▶ **WRITTEN TASK**: Locate the string "Assume" throughout the material and copy every line in which it occurs.

═══ MATERIAL PROVIDED

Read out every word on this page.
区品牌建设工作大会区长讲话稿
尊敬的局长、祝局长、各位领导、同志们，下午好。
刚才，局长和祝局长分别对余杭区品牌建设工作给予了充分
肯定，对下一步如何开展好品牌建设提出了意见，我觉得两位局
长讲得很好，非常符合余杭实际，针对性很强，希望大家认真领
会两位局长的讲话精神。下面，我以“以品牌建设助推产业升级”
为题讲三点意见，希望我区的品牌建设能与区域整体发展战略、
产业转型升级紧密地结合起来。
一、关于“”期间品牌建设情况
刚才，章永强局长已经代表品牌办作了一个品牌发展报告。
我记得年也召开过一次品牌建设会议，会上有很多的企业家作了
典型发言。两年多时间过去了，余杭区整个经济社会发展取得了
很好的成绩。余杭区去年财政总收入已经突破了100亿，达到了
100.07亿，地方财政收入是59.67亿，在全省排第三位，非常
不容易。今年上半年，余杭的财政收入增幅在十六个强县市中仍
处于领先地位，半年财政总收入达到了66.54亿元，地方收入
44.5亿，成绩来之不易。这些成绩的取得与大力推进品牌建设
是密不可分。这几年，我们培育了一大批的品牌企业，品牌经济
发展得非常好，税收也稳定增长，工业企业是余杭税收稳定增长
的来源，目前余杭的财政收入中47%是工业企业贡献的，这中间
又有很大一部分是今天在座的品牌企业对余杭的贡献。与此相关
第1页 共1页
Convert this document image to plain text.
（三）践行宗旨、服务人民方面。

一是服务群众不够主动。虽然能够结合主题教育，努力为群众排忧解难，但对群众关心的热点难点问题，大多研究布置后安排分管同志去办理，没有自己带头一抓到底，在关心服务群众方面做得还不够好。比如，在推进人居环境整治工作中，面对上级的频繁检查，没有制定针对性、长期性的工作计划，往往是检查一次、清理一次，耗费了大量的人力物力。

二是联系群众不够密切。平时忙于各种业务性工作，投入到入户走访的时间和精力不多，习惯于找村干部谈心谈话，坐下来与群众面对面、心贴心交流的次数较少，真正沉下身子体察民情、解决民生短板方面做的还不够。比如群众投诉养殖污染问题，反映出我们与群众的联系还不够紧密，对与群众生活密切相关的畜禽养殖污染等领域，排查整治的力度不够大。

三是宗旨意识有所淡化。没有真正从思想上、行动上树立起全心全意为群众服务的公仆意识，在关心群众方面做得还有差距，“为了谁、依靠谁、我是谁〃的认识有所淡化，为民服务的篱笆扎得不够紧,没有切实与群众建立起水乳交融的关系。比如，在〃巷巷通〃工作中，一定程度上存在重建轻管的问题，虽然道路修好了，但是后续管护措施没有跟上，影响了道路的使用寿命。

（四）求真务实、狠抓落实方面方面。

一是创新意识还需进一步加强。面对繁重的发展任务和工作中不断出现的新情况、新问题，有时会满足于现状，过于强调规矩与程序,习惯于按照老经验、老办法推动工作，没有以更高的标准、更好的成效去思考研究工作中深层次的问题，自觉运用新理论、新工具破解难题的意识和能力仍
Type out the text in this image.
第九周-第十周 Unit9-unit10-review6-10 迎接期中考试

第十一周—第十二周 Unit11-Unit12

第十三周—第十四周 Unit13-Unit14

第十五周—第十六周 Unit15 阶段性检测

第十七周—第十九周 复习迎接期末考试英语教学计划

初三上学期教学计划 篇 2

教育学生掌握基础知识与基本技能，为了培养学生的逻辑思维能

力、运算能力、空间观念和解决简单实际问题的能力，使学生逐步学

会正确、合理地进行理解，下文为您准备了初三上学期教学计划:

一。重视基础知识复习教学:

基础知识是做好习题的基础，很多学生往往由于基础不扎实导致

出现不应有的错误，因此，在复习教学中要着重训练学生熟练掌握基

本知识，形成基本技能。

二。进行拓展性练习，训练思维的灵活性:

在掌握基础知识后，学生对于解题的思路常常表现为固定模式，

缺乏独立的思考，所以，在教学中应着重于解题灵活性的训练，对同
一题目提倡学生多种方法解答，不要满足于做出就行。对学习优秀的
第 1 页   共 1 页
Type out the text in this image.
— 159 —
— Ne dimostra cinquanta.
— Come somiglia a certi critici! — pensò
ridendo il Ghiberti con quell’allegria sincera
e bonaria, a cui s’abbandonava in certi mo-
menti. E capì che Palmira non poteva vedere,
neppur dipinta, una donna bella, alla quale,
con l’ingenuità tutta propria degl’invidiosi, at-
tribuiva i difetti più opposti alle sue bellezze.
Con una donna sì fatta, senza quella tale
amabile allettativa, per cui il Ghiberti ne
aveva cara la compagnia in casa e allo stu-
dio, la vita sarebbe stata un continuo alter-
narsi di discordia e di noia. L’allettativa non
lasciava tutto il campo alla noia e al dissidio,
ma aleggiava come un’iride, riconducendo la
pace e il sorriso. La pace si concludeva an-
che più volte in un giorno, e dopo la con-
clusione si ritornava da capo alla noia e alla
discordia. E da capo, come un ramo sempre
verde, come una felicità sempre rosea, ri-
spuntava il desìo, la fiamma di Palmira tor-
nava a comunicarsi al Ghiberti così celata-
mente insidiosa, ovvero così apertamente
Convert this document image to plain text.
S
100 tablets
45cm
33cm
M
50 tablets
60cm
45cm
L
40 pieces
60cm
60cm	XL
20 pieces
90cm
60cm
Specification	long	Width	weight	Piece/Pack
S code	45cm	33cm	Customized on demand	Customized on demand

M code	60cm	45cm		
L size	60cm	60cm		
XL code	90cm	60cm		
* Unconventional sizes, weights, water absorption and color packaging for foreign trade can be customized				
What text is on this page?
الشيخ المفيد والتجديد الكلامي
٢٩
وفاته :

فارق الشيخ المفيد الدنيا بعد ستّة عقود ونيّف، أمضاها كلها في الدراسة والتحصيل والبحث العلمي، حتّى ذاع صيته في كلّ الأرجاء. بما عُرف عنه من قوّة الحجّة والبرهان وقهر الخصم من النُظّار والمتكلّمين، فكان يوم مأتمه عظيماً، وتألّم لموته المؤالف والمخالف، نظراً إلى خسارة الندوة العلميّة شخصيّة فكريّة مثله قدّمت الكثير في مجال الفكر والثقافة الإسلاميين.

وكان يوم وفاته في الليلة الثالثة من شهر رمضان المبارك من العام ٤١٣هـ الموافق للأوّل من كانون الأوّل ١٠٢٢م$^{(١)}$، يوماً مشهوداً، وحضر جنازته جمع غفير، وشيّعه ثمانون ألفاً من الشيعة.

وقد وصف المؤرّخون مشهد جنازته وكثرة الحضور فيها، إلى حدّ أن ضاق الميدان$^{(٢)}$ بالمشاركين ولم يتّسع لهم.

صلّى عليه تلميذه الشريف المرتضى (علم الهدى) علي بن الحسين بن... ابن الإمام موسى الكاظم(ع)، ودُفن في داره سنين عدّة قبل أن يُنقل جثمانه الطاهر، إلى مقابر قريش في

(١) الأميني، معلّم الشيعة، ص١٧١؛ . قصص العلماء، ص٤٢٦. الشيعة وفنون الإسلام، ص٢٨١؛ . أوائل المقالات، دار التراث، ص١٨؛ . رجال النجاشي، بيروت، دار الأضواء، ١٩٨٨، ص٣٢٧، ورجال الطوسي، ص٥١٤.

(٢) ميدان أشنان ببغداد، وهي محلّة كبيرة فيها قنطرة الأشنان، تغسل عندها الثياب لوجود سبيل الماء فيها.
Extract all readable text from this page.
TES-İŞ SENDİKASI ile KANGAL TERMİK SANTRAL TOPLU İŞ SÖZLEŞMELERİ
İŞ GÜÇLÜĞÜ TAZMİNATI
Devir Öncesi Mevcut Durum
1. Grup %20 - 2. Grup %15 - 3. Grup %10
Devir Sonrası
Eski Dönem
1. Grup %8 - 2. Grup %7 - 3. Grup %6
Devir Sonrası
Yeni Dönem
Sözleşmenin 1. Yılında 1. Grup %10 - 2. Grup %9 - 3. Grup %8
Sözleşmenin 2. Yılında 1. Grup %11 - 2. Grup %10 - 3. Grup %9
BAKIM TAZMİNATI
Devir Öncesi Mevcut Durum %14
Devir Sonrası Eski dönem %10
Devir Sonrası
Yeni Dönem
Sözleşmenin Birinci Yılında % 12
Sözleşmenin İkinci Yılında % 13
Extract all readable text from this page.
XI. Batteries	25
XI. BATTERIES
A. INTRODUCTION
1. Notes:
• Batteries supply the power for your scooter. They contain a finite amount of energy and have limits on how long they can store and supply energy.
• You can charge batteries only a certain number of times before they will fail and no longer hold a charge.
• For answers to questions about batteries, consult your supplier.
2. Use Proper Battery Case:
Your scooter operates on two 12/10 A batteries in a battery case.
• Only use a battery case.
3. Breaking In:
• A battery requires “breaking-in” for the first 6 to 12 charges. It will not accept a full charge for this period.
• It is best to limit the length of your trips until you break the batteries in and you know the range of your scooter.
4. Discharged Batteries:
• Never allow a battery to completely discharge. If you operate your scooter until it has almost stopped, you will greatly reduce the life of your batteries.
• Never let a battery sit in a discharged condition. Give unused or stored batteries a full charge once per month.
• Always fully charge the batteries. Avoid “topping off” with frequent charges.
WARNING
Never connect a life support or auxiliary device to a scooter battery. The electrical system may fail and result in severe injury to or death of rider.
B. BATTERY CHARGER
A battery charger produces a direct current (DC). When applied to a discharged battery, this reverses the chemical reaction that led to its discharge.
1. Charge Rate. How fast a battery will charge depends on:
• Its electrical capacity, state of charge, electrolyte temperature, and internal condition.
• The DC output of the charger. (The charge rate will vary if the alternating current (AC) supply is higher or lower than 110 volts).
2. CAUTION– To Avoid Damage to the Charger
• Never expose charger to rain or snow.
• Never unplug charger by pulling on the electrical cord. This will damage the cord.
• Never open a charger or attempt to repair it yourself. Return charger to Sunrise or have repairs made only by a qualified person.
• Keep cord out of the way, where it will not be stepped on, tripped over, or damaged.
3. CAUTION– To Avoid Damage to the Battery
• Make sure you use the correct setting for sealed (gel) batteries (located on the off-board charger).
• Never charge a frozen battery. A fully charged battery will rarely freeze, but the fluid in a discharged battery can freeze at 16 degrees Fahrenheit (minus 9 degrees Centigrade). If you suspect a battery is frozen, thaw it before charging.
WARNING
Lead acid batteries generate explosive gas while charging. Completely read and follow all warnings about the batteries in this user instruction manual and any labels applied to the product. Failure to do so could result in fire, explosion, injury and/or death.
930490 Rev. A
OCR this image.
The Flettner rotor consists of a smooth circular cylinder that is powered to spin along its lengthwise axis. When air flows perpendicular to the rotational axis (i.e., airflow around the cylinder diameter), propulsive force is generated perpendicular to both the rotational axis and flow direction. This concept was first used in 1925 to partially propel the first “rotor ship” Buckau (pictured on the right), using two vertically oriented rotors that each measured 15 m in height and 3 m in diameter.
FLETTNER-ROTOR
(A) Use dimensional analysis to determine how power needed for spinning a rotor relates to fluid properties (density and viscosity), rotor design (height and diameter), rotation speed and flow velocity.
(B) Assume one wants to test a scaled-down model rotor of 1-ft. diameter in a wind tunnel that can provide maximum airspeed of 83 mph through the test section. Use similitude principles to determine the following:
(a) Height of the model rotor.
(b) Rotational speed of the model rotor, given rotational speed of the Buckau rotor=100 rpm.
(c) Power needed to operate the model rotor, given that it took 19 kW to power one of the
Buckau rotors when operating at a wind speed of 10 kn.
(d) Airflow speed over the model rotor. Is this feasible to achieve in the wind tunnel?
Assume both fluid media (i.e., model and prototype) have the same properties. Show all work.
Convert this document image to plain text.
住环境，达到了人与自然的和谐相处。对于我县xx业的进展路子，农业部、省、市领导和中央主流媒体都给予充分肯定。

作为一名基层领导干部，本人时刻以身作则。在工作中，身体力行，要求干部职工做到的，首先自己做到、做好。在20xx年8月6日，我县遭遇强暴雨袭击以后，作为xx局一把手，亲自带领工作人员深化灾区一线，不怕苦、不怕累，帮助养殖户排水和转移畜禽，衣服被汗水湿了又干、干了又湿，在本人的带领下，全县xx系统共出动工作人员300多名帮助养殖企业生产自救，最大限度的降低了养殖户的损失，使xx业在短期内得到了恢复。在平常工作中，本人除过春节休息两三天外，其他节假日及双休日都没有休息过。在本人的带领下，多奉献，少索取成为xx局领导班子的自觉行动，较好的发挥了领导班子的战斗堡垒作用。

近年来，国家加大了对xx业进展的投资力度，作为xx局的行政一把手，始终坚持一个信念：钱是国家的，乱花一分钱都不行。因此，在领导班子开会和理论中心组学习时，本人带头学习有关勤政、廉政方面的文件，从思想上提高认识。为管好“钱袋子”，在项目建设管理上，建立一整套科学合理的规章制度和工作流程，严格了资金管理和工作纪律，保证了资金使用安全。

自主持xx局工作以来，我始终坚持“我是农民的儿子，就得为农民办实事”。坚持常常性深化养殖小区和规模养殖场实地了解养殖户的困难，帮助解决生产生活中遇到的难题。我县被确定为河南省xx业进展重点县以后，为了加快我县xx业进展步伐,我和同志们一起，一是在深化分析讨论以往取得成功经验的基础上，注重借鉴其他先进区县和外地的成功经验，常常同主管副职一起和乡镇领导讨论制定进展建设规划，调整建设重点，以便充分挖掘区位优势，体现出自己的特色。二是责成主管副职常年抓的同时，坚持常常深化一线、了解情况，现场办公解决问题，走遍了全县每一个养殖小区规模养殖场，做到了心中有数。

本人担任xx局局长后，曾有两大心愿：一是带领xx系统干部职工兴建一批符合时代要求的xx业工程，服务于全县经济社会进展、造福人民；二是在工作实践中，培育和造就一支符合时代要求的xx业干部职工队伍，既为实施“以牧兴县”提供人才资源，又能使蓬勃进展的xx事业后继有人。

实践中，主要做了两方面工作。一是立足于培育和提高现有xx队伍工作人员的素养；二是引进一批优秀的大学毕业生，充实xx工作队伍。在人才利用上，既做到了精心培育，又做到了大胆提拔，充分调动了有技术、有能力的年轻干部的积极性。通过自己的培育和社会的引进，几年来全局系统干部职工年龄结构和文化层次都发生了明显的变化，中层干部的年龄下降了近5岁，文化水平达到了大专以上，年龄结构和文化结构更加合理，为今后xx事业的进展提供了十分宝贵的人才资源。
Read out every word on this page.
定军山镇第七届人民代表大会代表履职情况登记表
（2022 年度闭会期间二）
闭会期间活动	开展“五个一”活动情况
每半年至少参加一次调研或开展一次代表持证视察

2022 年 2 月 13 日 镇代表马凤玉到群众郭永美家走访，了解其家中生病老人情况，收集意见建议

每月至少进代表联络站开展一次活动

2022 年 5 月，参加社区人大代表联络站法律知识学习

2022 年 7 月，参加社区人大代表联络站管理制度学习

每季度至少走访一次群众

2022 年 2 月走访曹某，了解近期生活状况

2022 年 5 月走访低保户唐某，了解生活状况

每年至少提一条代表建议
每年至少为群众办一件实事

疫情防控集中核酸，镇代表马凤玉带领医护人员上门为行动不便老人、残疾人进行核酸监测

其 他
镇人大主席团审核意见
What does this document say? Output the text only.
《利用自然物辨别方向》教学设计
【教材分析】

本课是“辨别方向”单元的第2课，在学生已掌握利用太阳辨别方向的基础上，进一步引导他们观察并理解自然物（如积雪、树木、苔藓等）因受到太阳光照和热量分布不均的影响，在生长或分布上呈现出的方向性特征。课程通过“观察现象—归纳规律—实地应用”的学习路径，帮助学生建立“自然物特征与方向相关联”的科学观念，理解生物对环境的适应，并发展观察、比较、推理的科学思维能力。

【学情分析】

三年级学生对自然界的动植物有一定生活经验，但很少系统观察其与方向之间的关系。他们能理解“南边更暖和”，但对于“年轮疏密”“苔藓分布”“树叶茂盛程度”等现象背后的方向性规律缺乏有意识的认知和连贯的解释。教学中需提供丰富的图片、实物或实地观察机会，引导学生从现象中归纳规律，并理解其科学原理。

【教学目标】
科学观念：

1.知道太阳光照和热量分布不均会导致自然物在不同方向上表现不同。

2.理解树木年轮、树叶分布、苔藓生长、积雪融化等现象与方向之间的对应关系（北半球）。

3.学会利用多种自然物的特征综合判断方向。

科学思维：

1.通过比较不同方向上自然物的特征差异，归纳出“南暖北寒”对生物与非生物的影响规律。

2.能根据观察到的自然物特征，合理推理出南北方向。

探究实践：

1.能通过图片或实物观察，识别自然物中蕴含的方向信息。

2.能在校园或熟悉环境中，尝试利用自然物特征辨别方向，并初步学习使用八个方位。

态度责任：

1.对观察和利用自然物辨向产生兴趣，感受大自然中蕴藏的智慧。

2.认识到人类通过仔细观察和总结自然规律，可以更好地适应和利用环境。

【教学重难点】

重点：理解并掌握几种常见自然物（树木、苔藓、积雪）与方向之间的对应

══════

▶ **RESPONSE FOR THIS EXERCISE**:
(B) Assume one wants to test a scaled-down model rotor of 1-ft. diameter in a wind tunnel that can provide maximum airspeed of 83 mph through the test section. Use similitude principles to determine the following:
Assume both fluid media (i.e., model and prototype) have the same properties. Show all work.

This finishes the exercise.